Figure record extracts
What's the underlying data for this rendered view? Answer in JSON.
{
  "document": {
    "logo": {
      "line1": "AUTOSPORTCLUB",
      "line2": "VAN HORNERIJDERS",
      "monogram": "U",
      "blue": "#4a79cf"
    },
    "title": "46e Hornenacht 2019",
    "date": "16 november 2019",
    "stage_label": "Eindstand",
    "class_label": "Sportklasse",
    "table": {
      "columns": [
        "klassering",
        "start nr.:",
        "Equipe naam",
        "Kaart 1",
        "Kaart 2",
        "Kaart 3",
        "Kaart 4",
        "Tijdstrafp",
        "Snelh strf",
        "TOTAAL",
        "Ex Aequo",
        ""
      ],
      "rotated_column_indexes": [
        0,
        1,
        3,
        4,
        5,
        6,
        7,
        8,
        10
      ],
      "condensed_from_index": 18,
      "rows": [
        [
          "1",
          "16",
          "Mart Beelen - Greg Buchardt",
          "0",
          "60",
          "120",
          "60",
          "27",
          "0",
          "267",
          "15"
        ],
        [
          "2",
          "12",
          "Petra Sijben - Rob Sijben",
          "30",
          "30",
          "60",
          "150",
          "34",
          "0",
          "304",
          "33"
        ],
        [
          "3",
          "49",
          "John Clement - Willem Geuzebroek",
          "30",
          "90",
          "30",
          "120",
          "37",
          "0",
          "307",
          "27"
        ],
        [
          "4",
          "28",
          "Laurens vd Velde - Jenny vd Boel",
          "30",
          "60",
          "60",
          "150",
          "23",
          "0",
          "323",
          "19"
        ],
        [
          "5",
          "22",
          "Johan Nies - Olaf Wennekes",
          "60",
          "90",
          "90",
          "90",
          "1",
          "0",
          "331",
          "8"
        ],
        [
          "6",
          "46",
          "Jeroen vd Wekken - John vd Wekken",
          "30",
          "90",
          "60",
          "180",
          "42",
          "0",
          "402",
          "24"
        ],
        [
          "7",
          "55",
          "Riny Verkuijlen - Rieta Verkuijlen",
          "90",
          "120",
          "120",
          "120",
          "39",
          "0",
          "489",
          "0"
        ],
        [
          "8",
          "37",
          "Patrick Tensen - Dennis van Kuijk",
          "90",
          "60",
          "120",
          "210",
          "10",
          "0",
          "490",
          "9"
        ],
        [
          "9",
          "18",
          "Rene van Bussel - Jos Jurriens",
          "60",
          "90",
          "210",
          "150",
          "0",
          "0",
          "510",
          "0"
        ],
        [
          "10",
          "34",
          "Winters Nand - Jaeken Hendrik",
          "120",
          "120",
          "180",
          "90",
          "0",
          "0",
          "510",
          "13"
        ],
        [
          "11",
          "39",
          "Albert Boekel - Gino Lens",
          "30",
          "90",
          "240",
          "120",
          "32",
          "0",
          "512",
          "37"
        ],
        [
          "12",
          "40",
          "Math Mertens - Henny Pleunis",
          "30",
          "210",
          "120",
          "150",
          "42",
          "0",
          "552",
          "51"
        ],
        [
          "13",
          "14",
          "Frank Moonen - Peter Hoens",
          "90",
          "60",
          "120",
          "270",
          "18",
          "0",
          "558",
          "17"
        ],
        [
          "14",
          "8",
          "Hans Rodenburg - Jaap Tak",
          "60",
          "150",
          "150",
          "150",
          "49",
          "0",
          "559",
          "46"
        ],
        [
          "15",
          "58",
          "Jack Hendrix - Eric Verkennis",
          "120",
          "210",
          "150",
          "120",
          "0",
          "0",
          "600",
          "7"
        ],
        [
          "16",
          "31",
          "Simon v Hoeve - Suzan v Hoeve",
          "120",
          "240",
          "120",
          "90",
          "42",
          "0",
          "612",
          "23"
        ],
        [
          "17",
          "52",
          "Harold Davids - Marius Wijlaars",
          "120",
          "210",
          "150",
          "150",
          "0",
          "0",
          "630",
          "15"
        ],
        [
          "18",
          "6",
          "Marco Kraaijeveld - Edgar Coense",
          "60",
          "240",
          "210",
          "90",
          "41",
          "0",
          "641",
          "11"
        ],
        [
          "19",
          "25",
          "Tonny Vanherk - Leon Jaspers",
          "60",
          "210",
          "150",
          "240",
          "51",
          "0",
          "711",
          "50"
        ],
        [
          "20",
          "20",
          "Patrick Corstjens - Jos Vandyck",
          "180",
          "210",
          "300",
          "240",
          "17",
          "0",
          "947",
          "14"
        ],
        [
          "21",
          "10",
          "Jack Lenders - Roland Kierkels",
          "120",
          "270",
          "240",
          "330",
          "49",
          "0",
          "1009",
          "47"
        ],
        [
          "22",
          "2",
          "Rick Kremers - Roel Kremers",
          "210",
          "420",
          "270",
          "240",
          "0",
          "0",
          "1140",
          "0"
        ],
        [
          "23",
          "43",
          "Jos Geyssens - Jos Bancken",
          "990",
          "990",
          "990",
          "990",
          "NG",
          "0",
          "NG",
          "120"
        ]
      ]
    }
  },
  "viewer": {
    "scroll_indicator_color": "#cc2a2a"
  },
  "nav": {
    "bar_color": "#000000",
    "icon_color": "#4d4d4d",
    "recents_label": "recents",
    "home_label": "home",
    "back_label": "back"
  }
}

Task directions >> Retype all of the material, keeping each line exact.

Exercise answer >>
What's the underlying data for this rendered view? Answer in JSON.
{
  "document": {
    "logo": {
      "line1": "AUTOSPORTCLUB",
      "line2": "VAN HORNERIJDERS",
      "monogram": "U",
      "blue": "#4a79cf"
    },
    "title": "46e Hornenacht 2019",
    "date": "16 november 2019",
    "stage_label": "Eindstand",
    "class_label": "Sportklasse",
    "table": {
      "columns": [
        "klassering",
        "start nr.:",
        "Equipe naam",
        "Kaart 1",
        "Kaart 2",
        "Kaart 3",
        "Kaart 4",
        "Tijdstrafp",
        "Snelh strf",
        "TOTAAL",
        "Ex Aequo",
        ""
      ],
      "rotated_column_indexes": [
        0,
        1,
        3,
        4,
        5,
        6,
        7,
        8,
        10
      ],
      "condensed_from_index": 18,
      "rows": [
        [
          "1",
          "16",
          "Mart Beelen - Greg Buchardt",
          "0",
          "60",
          "120",
          "60",
          "27",
          "0",
          "267",
          "15"
        ],
        [
          "2",
          "12",
          "Petra Sijben - Rob Sijben",
          "30",
          "30",
          "60",
          "150",
          "34",
          "0",
          "304",
          "33"
        ],
        [
          "3",
          "49",
          "John Clement - Willem Geuzebroek",
          "30",
          "90",
          "30",
          "120",
          "37",
          "0",
          "307",
          "27"
        ],
        [
          "4",
          "28",
          "Laurens vd Velde - Jenny vd Boel",
          "30",
          "60",
          "60",
          "150",
          "23",
          "0",
          "323",
          "19"
        ],
        [
          "5",
          "22",
          "Johan Nies - Olaf Wennekes",
          "60",
          "90",
          "90",
          "90",
          "1",
          "0",
          "331",
          "8"
        ],
        [
          "6",
          "46",
          "Jeroen vd Wekken - John vd Wekken",
          "30",
          "90",
          "60",
          "180",
          "42",
          "0",
          "402",
          "24"
        ],
        [
          "7",
          "55",
          "Riny Verkuijlen - Rieta Verkuijlen",
          "90",
          "120",
          "120",
          "120",
          "39",
          "0",
          "489",
          "0"
        ],
        [
          "8",
          "37",
          "Patrick Tensen - Dennis van Kuijk",
          "90",
          "60",
          "120",
          "210",
          "10",
          "0",
          "490",
          "9"
        ],
        [
          "9",
          "18",
          "Rene van Bussel - Jos Jurriens",
          "60",
          "90",
          "210",
          "150",
          "0",
          "0",
          "510",
          "0"
        ],
        [
          "10",
          "34",
          "Winters Nand - Jaeken Hendrik",
          "120",
          "120",
          "180",
          "90",
          "0",
          "0",
          "510",
          "13"
        ],
        [
          "11",
          "39",
          "Albert Boekel - Gino Lens",
          "30",
          "90",
          "240",
          "120",
          "32",
          "0",
          "512",
          "37"
        ],
        [
          "12",
          "40",
          "Math Mertens - Henny Pleunis",
          "30",
          "210",
          "120",
          "150",
          "42",
          "0",
          "552",
          "51"
        ],
        [
          "13",
          "14",
          "Frank Moonen - Peter Hoens",
          "90",
          "60",
          "120",
          "270",
          "18",
          "0",
          "558",
          "17"
        ],
        [
          "14",
          "8",
          "Hans Rodenburg - Jaap Tak",
          "60",
          "150",
          "150",
          "150",
          "49",
          "0",
          "559",
          "46"
        ],
        [
          "15",
          "58",
          "Jack Hendrix - Eric Verkennis",
          "120",
          "210",
          "150",
          "120",
          "0",
          "0",
          "600",
          "7"
        ],
        [
          "16",
          "31",
          "Simon v Hoeve - Suzan v Hoeve",
          "120",
          "240",
          "120",
          "90",
          "42",
          "0",
          "612",
          "23"
        ],
        [
          "17",
          "52",
          "Harold Davids - Marius Wijlaars",
          "120",
          "210",
          "150",
          "150",
          "0",
          "0",
          "630",
          "15"
        ],
        [
          "18",
          "6",
          "Marco Kraaijeveld - Edgar Coense",
          "60",
          "240",
          "210",
          "90",
          "41",
          "0",
          "641",
          "11"
        ],
        [
          "19",
          "25",
          "Tonny Vanherk - Leon Jaspers",
          "60",
          "210",
          "150",
          "240",
          "51",
          "0",
          "711",
          "50"
        ],
        [
          "20",
          "20",
          "Patrick Corstjens - Jos Vandyck",
          "180",
          "210",
          "300",
          "240",
          "17",
          "0",
          "947",
          "14"
        ],
        [
          "21",
          "10",
          "Jack Lenders - Roland Kierkels",
          "120",
          "270",
          "240",
          "330",
          "49",
          "0",
          "1009",
          "47"
        ],
        [
          "22",
          "2",
          "Rick Kremers - Roel Kremers",
          "210",
          "420",
          "270",
          "240",
          "0",
          "0",
          "1140",
          "0"
        ],
        [
          "23",
          "43",
          "Jos Geyssens - Jos Bancken",
          "990",
          "990",
          "990",
          "990",
          "NG",
          "0",
          "NG",
          "120"
        ]
      ]
    }
  },
  "viewer": {
    "scroll_indicator_color": "#cc2a2a"
  },
  "nav": {
    "bar_color": "#000000",
    "icon_color": "#4d4d4d",
    "recents_label": "recents",
    "home_label": "home",
    "back_label": "back"
  }
}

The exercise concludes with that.